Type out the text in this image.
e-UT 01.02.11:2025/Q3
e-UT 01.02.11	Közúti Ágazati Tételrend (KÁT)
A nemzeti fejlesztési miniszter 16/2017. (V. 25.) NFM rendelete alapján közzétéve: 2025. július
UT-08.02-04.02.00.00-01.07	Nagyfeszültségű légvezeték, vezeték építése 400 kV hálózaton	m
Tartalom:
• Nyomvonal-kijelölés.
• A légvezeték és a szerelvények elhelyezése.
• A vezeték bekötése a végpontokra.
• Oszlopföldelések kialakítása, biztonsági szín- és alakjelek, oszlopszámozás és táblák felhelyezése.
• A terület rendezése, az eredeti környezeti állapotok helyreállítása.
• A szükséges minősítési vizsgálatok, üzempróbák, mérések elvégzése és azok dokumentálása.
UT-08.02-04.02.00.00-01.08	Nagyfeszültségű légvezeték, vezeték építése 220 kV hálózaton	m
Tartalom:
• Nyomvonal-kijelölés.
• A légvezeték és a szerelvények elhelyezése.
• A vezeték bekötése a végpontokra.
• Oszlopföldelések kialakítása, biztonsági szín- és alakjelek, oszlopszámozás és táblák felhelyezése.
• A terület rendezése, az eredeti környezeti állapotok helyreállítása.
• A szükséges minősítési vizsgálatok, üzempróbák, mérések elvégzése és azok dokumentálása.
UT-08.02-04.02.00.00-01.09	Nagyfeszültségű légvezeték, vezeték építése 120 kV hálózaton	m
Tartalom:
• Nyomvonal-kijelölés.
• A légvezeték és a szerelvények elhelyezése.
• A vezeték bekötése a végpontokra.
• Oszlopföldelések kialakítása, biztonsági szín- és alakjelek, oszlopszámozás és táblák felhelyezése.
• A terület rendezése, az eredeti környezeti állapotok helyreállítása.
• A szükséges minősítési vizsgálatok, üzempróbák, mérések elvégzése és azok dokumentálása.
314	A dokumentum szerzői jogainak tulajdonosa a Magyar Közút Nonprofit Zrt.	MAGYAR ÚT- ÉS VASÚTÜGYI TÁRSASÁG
*-*-*
(Aim): Return the listing above in full, character for character.

(Solution):
Type out the text in this image.
e-UT 01.02.11:2025/Q3
e-UT 01.02.11	Közúti Ágazati Tételrend (KÁT)
A nemzeti fejlesztési miniszter 16/2017. (V. 25.) NFM rendelete alapján közzétéve: 2025. július
UT-08.02-04.02.00.00-01.07	Nagyfeszültségű légvezeték, vezeték építése 400 kV hálózaton	m
Tartalom:
• Nyomvonal-kijelölés.
• A légvezeték és a szerelvények elhelyezése.
• A vezeték bekötése a végpontokra.
• Oszlopföldelések kialakítása, biztonsági szín- és alakjelek, oszlopszámozás és táblák felhelyezése.
• A terület rendezése, az eredeti környezeti állapotok helyreállítása.
• A szükséges minősítési vizsgálatok, üzempróbák, mérések elvégzése és azok dokumentálása.
UT-08.02-04.02.00.00-01.08	Nagyfeszültségű légvezeték, vezeték építése 220 kV hálózaton	m
Tartalom:
• Nyomvonal-kijelölés.
• A légvezeték és a szerelvények elhelyezése.
• A vezeték bekötése a végpontokra.
• Oszlopföldelések kialakítása, biztonsági szín- és alakjelek, oszlopszámozás és táblák felhelyezése.
• A terület rendezése, az eredeti környezeti állapotok helyreállítása.
• A szükséges minősítési vizsgálatok, üzempróbák, mérések elvégzése és azok dokumentálása.
UT-08.02-04.02.00.00-01.09	Nagyfeszültségű légvezeték, vezeték építése 120 kV hálózaton	m
Tartalom:
• Nyomvonal-kijelölés.
• A légvezeték és a szerelvények elhelyezése.
• A vezeték bekötése a végpontokra.
• Oszlopföldelések kialakítása, biztonsági szín- és alakjelek, oszlopszámozás és táblák felhelyezése.
• A terület rendezése, az eredeti környezeti állapotok helyreállítása.
• A szükséges minősítési vizsgálatok, üzempróbák, mérések elvégzése és azok dokumentálása.
314	A dokumentum szerzői jogainak tulajdonosa a Magyar Közút Nonprofit Zrt.	MAGYAR ÚT- ÉS VASÚTÜGYI TÁRSASÁG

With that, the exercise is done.